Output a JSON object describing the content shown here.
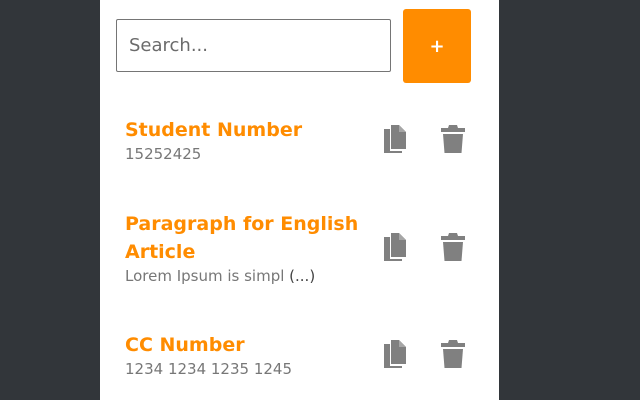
{
  "search": {
    "placeholder": "Search..."
  },
  "add_button": {
    "label": "+"
  },
  "snippets": [
    {
      "title": "Student Number",
      "value": "15252425",
      "more": ""
    },
    {
      "title": "Paragraph for English Article",
      "value": "Lorem Ipsum is simpl ",
      "more": "(...)"
    },
    {
      "title": "CC Number",
      "value": "1234 1234 1235 1245",
      "more": ""
    }
  ],
  "colors": {
    "accent": "#ff8c00",
    "background": "#32363a",
    "icon": "#808080"
  }
}
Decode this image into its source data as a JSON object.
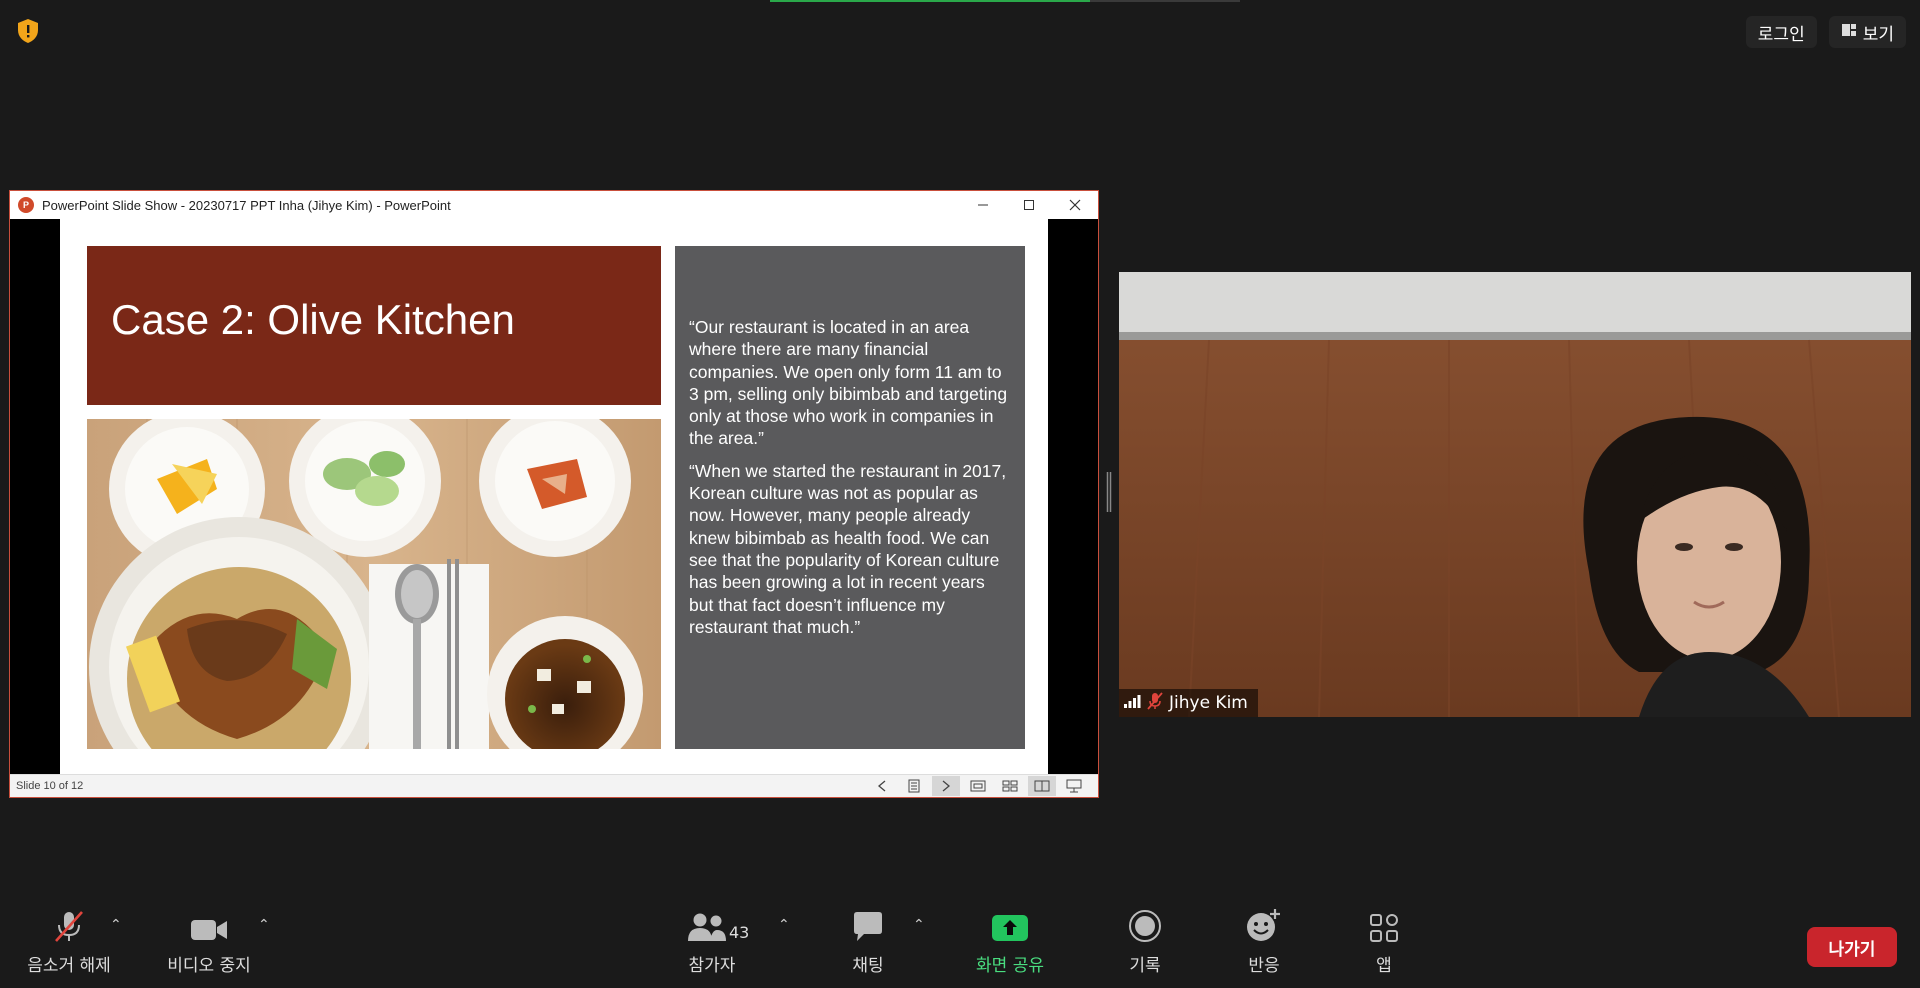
{
  "top": {
    "login_label": "로그인",
    "view_label": "보기"
  },
  "ppt": {
    "window_title": "PowerPoint Slide Show  -  20230717 PPT Inha (Jihye Kim) - PowerPoint",
    "slide_title": "Case 2: Olive Kitchen",
    "quote_1": "“Our restaurant is located in an area where there are many financial companies. We open only form 11 am to 3 pm, selling only bibimbab and targeting only at those who work in companies in the area.”",
    "quote_2": "“When we started the restaurant in 2017, Korean culture was not as popular as now. However, many people already knew bibimbab as health food. We can see that the popularity of Korean culture has been growing a lot in recent years but that fact doesn’t influence my restaurant that much.”",
    "status_text": "Slide 10 of 12"
  },
  "participant": {
    "name": "Jihye Kim"
  },
  "toolbar": {
    "mute_label": "음소거 해제",
    "video_label": "비디오 중지",
    "participants_label": "참가자",
    "participants_count": "43",
    "chat_label": "채팅",
    "share_label": "화면 공유",
    "record_label": "기록",
    "reactions_label": "반응",
    "apps_label": "앱",
    "leave_label": "나가기"
  },
  "colors": {
    "background": "#1a1a1a",
    "slide_title_bg": "#7a2817",
    "quote_bg": "#5a5a5c",
    "share_green": "#22c55e",
    "leave_red": "#c9252c"
  }
}
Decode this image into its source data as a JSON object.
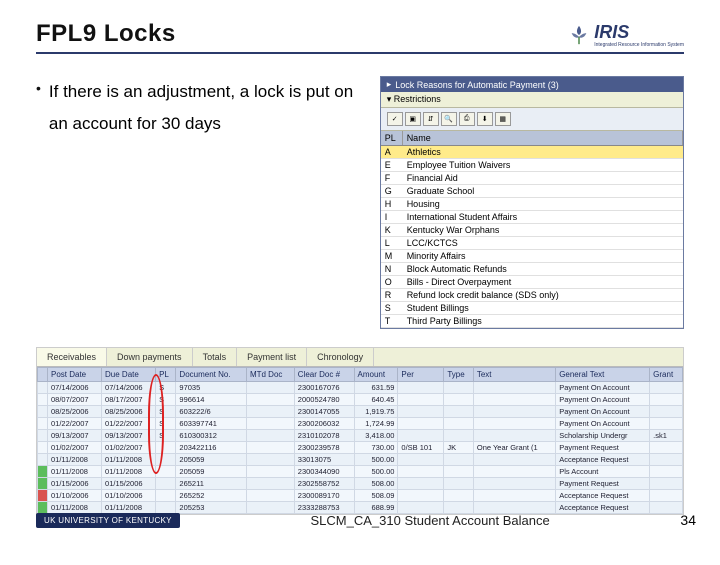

INSTRUCTIONS TO FOLLOW
Without including any pictures, print all of the material exactly as given.

OUTPUT OF THE TASK
Output a JSON object describing the content shown here.
{
  "search": {
    "placeholder": "Search..."
  },
  "add_button": {
    "label": "+"
  },
  "snippets": [
    {
      "title": "Student Number",
      "value": "15252425",
      "more": ""
    },
    {
      "title": "Paragraph for English Article",
      "value": "Lorem Ipsum is simpl ",
      "more": "(...)"
    },
    {
      "title": "CC Number",
      "value": "1234 1234 1235 1245",
      "more": ""
    }
  ],
  "colors": {
    "accent": "#ff8c00",
    "background": "#32363a",
    "icon": "#808080"
  }
}
Decode this image into its source data as a JSON object.
{
  "top": {
    "login_label": "로그인",
    "view_label": "보기"
  },
  "ppt": {
    "window_title": "PowerPoint Slide Show  -  20230717 PPT Inha (Jihye Kim) - PowerPoint",
    "slide_title": "Case 2: Olive Kitchen",
    "quote_1": "“Our restaurant is located in an area where there are many financial companies. We open only form 11 am to 3 pm, selling only bibimbab and targeting only at those who work in companies in the area.”",
    "quote_2": "“When we started the restaurant in 2017, Korean culture was not as popular as now. However, many people already knew bibimbab as health food. We can see that the popularity of Korean culture has been growing a lot in recent years but that fact doesn’t influence my restaurant that much.”",
    "status_text": "Slide 10 of 12"
  },
  "participant": {
    "name": "Jihye Kim"
  },
  "toolbar": {
    "mute_label": "음소거 해제",
    "video_label": "비디오 중지",
    "participants_label": "참가자",
    "participants_count": "43",
    "chat_label": "채팅",
    "share_label": "화면 공유",
    "record_label": "기록",
    "reactions_label": "반응",
    "apps_label": "앱",
    "leave_label": "나가기"
  },
  "colors": {
    "background": "#1a1a1a",
    "slide_title_bg": "#7a2817",
    "quote_bg": "#5a5a5c",
    "share_green": "#22c55e",
    "leave_red": "#c9252c"
  }
}
Decode this image into its source data as a JSON object.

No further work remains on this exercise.